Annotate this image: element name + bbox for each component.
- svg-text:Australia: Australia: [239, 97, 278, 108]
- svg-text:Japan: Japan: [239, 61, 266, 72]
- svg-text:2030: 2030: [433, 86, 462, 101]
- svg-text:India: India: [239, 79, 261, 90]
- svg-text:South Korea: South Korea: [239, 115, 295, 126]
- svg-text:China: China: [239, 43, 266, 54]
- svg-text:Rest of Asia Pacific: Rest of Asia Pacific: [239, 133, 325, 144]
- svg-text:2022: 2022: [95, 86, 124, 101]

• [WRITTEN INSTRUCTION]
Output all of the lines above without any changes.

• [FULL OUTPUT]
Annotate this image: element name + bbox for each component.
- svg-text:Australia: Australia: [239, 97, 278, 108]
- svg-text:Japan: Japan: [239, 61, 266, 72]
- svg-text:2030: 2030: [433, 86, 462, 101]
- svg-text:India: India: [239, 79, 261, 90]
- svg-text:South Korea: South Korea: [239, 115, 295, 126]
- svg-text:China: China: [239, 43, 266, 54]
- svg-text:Rest of Asia Pacific: Rest of Asia Pacific: [239, 133, 325, 144]
- svg-text:2022: 2022: [95, 86, 124, 101]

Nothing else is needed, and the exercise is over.